### [Given exercise]
Reproduce the material word for word; the images stay out.

═══ Data excerpts

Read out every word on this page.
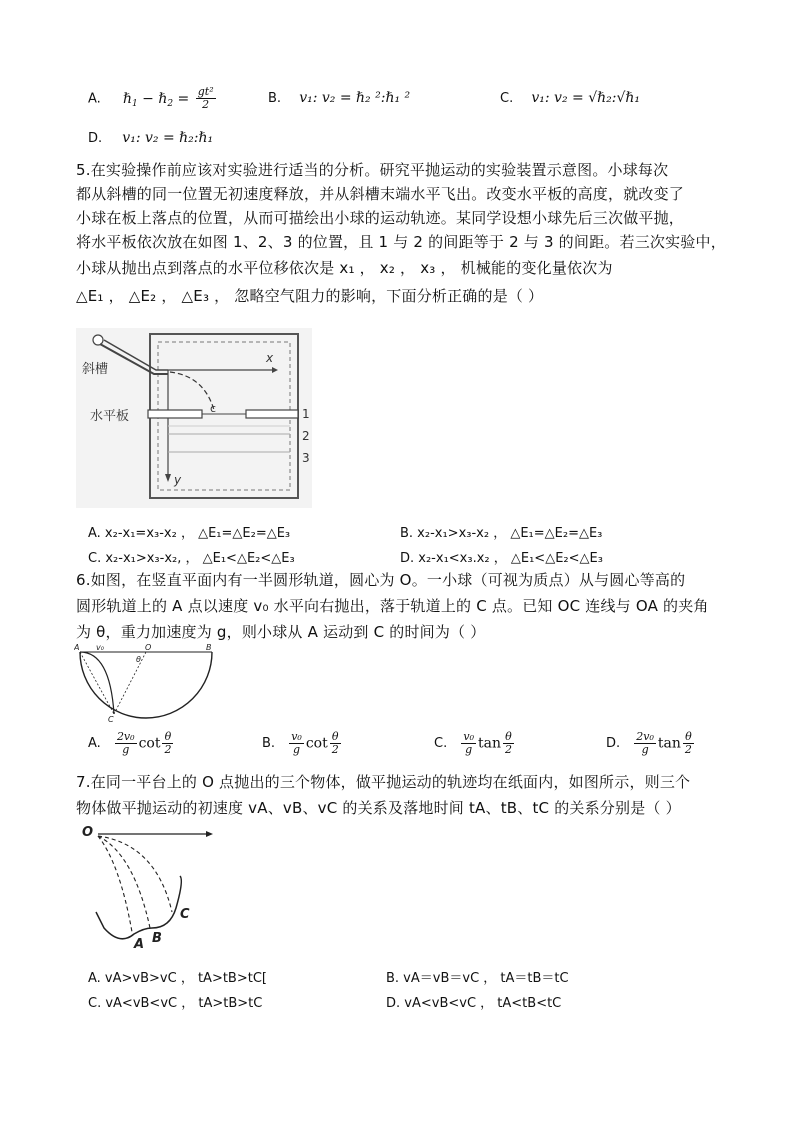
A. ℏ$_1$ − ℏ$_2$ = $\frac{\text{gt²}}{2}$	B. v₁: v₂ = ℏ₂ ²:ℏ₁ ²	C. v₁: v₂ = √ℏ₂:√ℏ₁
D. v₁: v₂ = ℏ₂:ℏ₁
5.在实验操作前应该对实验进行适当的分析。研究平抛运动的实验装置示意图。小球每次
都从斜槽的同一位置无初速度释放，并从斜槽末端水平飞出。改变水平板的高度，就改变了
小球在板上落点的位置，从而可描绘出小球的运动轨迹。某同学设想小球先后三次做平抛，
将水平板依次放在如图 1、2、3 的位置，且 1 与 2 的间距等于 2 与 3 的间距。若三次实验中，
小球从抛出点到落点的水平位移依次是 x₁ ， x₂ ， x₃ ， 机械能的变化量依次为
△E₁ ， △E₂ ， △E₃ ， 忽略空气阻力的影响，下面分析正确的是（ ）
x
y
c
斜槽
水平板	1
2
3
A. x₂-x₁=x₃-x₂ ， △E₁=△E₂=△E₃	B. x₂-x₁>x₃-x₂ ， △E₁=△E₂=△E₃
C. x₂-x₁>x₃-x₂, ， △E₁<△E₂<△E₃	D. x₂-x₁<x₃.x₂ ， △E₁<△E₂<△E₃
6.如图，在竖直平面内有一半圆形轨道，圆心为 O。一小球（可视为质点）从与圆心等高的
圆形轨道上的 A 点以速度 v₀ 水平向右抛出，落于轨道上的 C 点。已知 OC 连线与 OA 的夹角
为 θ，重力加速度为 g，则小球从 A 运动到 C 的时间为（ ）
A v₀	O	B
θ
C
A. $\frac{\text{2v₀}}{g}$ $\cot \frac{\theta}{2}$	B. $\frac{\text{v₀}}{g}$ $\cot \frac{\theta}{2}$	C. $\frac{\text{v₀}}{g}$ $\tan \frac{\theta}{2}$	D. $\frac{\text{2v₀}}{g}$ $\tan \frac{\theta}{2}$
7.在同一平台上的 O 点抛出的三个物体，做平抛运动的轨迹均在纸面内，如图所示，则三个
物体做平抛运动的初速度 vA、vB、vC 的关系及落地时间 tA、tB、tC 的关系分别是（ ）
O
A B
C
A. vA>vB>vC ， tA>tB>tC[	B. vA＝vB＝vC ， tA＝tB＝tC
C. vA<vB<vC ， tA>tB>tC	D. vA<vB<vC ， tA<tB<tC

══════

### [Solution to the exercise]
Read out every word on this page.
A. ℏ$_1$ − ℏ$_2$ = $\frac{\text{gt²}}{2}$	B. v₁: v₂ = ℏ₂ ²:ℏ₁ ²	C. v₁: v₂ = √ℏ₂:√ℏ₁
D. v₁: v₂ = ℏ₂:ℏ₁
5.在实验操作前应该对实验进行适当的分析。研究平抛运动的实验装置示意图。小球每次
都从斜槽的同一位置无初速度释放，并从斜槽末端水平飞出。改变水平板的高度，就改变了
小球在板上落点的位置，从而可描绘出小球的运动轨迹。某同学设想小球先后三次做平抛，
将水平板依次放在如图 1、2、3 的位置，且 1 与 2 的间距等于 2 与 3 的间距。若三次实验中，
小球从抛出点到落点的水平位移依次是 x₁ ， x₂ ， x₃ ， 机械能的变化量依次为
△E₁ ， △E₂ ， △E₃ ， 忽略空气阻力的影响，下面分析正确的是（ ）
x
y
c
斜槽
水平板	1
2
3
A. x₂-x₁=x₃-x₂ ， △E₁=△E₂=△E₃	B. x₂-x₁>x₃-x₂ ， △E₁=△E₂=△E₃
C. x₂-x₁>x₃-x₂, ， △E₁<△E₂<△E₃	D. x₂-x₁<x₃.x₂ ， △E₁<△E₂<△E₃
6.如图，在竖直平面内有一半圆形轨道，圆心为 O。一小球（可视为质点）从与圆心等高的
圆形轨道上的 A 点以速度 v₀ 水平向右抛出，落于轨道上的 C 点。已知 OC 连线与 OA 的夹角
为 θ，重力加速度为 g，则小球从 A 运动到 C 的时间为（ ）
A v₀	O	B
θ
C
A. $\frac{\text{2v₀}}{g}$ $\cot \frac{\theta}{2}$	B. $\frac{\text{v₀}}{g}$ $\cot \frac{\theta}{2}$	C. $\frac{\text{v₀}}{g}$ $\tan \frac{\theta}{2}$	D. $\frac{\text{2v₀}}{g}$ $\tan \frac{\theta}{2}$
7.在同一平台上的 O 点抛出的三个物体，做平抛运动的轨迹均在纸面内，如图所示，则三个
物体做平抛运动的初速度 vA、vB、vC 的关系及落地时间 tA、tB、tC 的关系分别是（ ）
O
A B
C
A. vA>vB>vC ， tA>tB>tC[	B. vA＝vB＝vC ， tA＝tB＝tC
C. vA<vB<vC ， tA>tB>tC	D. vA<vB<vC ， tA<tB<tC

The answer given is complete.